>> BEGIN The data
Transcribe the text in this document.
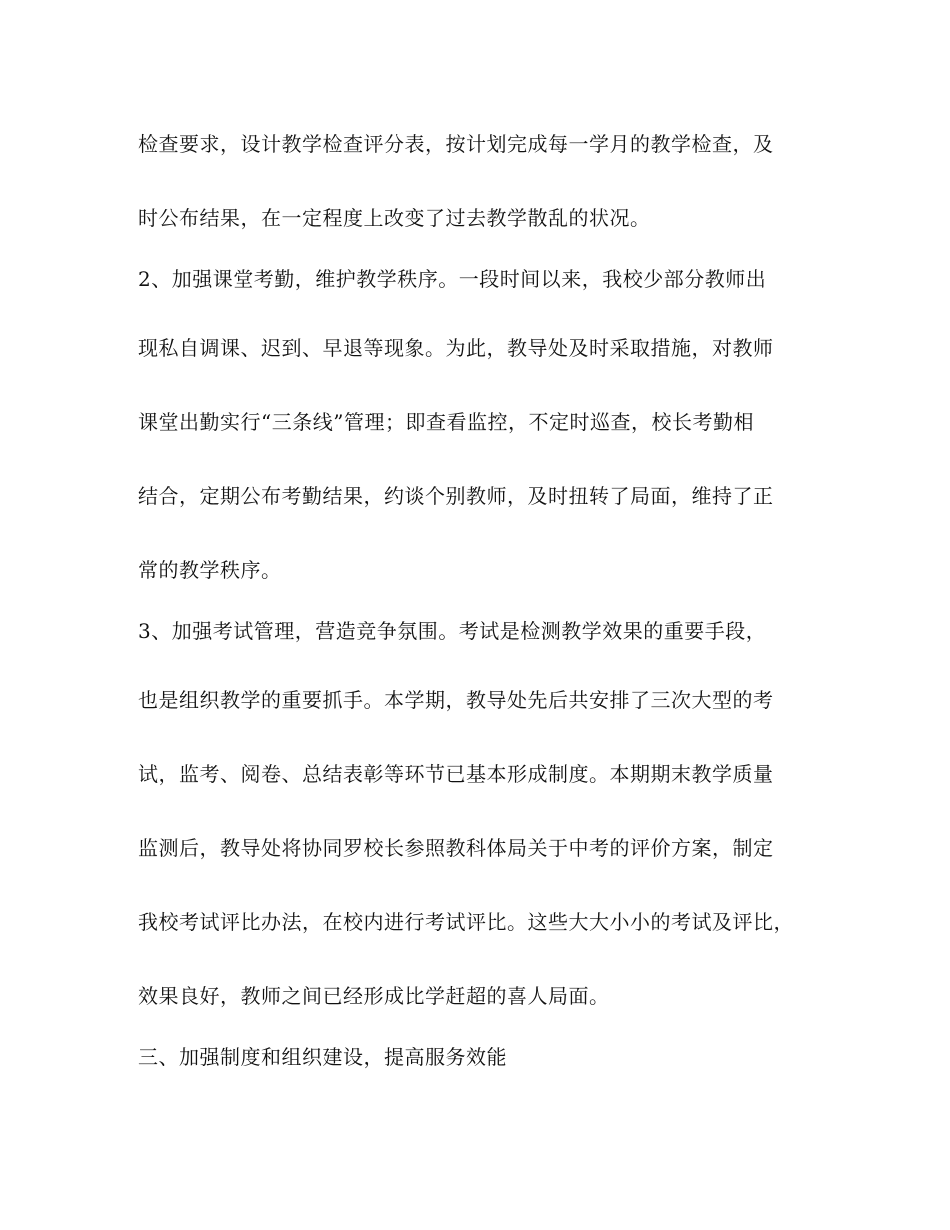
检查要求，设计教学检查评分表，按计划完成每一学月的教学检查，及
时公布结果，在一定程度上改变了过去教学散乱的状况。
2、加强课堂考勤，维护教学秩序。一段时间以来，我校少部分教师出
现私自调课、迟到、早退等现象。为此，教导处及时采取措施，对教师
课堂出勤实行“三条线”管理；即查看监控，不定时巡查，校长考勤相
结合，定期公布考勤结果，约谈个别教师，及时扭转了局面，维持了正
常的教学秩序。
3、加强考试管理，营造竞争氛围。考试是检测教学效果的重要手段，
也是组织教学的重要抓手。本学期，教导处先后共安排了三次大型的考
试，监考、阅卷、总结表彰等环节已基本形成制度。本期期末教学质量
监测后，教导处将协同罗校长参照教科体局关于中考的评价方案，制定
我校考试评比办法，在校内进行考试评比。这些大大小小的考试及评比，
效果良好，教师之间已经形成比学赶超的喜人局面。
三、加强制度和组织建设，提高服务效能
>> END The data
Work required: Repeat the records word for word. Any picture in them should be left out.

Response to this task:
Transcribe the text in this document.
检查要求，设计教学检查评分表，按计划完成每一学月的教学检查，及
时公布结果，在一定程度上改变了过去教学散乱的状况。
2、加强课堂考勤，维护教学秩序。一段时间以来，我校少部分教师出
现私自调课、迟到、早退等现象。为此，教导处及时采取措施，对教师
课堂出勤实行“三条线”管理；即查看监控，不定时巡查，校长考勤相
结合，定期公布考勤结果，约谈个别教师，及时扭转了局面，维持了正
常的教学秩序。
3、加强考试管理，营造竞争氛围。考试是检测教学效果的重要手段，
也是组织教学的重要抓手。本学期，教导处先后共安排了三次大型的考
试，监考、阅卷、总结表彰等环节已基本形成制度。本期期末教学质量
监测后，教导处将协同罗校长参照教科体局关于中考的评价方案，制定
我校考试评比办法，在校内进行考试评比。这些大大小小的考试及评比，
效果良好，教师之间已经形成比学赶超的喜人局面。
三、加强制度和组织建设，提高服务效能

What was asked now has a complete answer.